Work required
Collect every line in the records below that contains the word "WYSIWYG".

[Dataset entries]

## START

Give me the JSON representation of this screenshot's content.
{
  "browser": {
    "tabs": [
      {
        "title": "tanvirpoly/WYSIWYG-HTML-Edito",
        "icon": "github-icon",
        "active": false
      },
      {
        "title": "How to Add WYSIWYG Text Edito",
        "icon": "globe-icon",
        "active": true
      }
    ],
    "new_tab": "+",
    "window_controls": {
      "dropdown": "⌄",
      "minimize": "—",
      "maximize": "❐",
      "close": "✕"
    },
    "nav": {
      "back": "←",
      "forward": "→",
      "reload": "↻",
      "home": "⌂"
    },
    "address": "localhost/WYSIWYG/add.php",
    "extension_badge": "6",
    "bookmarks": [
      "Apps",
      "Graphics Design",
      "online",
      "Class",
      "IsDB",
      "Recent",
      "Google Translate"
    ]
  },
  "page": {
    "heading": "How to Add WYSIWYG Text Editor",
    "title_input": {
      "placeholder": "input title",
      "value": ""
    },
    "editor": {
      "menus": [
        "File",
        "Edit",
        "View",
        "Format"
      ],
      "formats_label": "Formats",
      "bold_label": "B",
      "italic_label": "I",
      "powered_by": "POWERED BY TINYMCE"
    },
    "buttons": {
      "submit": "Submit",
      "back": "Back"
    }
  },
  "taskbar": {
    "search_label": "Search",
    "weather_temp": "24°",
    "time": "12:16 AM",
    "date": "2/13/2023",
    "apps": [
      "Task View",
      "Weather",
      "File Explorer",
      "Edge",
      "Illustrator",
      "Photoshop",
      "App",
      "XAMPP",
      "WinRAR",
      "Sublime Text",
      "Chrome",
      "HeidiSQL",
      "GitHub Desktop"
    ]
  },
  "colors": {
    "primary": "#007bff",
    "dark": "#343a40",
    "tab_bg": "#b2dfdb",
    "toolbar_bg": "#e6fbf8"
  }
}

## END

Solution below
        "title": "tanvirpoly/WYSIWYG-HTML-Edito",
        "title": "How to Add WYSIWYG Text Edito",
    "address": "localhost/WYSIWYG/add.php",
    "heading": "How to Add WYSIWYG Text Editor",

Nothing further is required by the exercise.